• Set task
Say how many lines contain "审评任务公示", using only the number.

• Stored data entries

★ ★ ★ ★ ★

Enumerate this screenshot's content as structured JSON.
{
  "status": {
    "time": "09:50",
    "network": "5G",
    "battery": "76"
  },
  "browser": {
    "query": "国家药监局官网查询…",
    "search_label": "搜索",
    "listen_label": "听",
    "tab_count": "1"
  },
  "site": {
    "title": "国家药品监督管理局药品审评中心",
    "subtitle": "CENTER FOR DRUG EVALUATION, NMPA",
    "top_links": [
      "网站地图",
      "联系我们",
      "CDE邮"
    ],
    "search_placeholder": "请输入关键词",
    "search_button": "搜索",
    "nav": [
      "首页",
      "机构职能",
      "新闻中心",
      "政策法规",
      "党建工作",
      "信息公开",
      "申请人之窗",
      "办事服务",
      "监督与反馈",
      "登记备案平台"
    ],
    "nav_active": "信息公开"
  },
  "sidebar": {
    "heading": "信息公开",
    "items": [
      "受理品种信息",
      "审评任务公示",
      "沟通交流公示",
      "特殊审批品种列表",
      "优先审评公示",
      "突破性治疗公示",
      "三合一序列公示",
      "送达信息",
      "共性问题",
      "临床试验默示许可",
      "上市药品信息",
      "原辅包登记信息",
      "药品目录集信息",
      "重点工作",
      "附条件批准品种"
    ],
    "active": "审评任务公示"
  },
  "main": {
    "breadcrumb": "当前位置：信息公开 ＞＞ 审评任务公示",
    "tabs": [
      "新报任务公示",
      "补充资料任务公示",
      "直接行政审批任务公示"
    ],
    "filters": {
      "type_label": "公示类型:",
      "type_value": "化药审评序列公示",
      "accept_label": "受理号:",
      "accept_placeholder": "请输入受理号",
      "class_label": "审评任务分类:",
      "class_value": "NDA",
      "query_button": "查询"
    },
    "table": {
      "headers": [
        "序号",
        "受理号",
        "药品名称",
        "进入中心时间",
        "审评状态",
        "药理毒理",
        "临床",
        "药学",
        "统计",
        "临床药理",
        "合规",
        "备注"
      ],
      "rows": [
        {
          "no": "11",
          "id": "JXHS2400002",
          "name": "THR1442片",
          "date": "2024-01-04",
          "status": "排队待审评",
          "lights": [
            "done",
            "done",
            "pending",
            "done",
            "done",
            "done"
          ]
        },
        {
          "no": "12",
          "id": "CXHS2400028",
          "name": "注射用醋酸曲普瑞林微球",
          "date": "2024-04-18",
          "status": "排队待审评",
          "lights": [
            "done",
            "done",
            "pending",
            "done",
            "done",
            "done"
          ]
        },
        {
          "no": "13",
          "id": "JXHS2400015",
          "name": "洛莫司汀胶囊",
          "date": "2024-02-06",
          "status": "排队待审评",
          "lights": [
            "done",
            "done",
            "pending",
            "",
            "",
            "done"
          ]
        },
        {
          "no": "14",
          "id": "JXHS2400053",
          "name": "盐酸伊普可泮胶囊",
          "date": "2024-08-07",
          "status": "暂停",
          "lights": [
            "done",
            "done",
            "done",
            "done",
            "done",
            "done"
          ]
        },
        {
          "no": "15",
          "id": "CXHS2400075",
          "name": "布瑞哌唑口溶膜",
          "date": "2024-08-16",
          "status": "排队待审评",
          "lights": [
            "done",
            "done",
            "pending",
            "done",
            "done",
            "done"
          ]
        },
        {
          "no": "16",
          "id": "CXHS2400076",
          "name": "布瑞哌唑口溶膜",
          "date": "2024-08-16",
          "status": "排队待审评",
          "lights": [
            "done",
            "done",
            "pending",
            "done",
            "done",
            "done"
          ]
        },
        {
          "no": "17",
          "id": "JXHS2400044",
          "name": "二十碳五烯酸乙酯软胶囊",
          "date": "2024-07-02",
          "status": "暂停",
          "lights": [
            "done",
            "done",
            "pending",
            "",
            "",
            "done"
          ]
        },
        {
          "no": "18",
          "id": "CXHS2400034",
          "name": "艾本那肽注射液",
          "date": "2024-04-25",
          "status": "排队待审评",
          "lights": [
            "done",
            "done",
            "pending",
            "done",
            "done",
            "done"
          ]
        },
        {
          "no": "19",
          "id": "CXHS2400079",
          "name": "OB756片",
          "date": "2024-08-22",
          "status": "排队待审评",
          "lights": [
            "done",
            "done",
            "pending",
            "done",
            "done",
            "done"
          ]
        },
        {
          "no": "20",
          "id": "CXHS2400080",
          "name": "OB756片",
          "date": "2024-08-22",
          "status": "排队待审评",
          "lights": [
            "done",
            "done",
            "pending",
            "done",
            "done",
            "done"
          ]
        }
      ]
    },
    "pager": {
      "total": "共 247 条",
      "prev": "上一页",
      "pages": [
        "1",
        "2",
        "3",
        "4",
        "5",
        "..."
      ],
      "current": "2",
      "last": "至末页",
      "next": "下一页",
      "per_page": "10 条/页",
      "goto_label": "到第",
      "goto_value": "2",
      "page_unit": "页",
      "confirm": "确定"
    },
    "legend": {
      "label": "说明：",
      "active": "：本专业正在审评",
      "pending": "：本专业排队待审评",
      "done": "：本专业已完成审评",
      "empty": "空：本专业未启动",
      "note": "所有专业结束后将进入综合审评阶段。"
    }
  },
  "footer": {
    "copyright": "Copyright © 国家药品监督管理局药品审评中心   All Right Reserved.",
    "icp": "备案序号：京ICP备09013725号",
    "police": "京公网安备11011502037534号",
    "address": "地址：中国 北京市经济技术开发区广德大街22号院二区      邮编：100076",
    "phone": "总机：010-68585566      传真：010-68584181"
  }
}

★ ★ ★ ★ ★

• Solution to the problem
3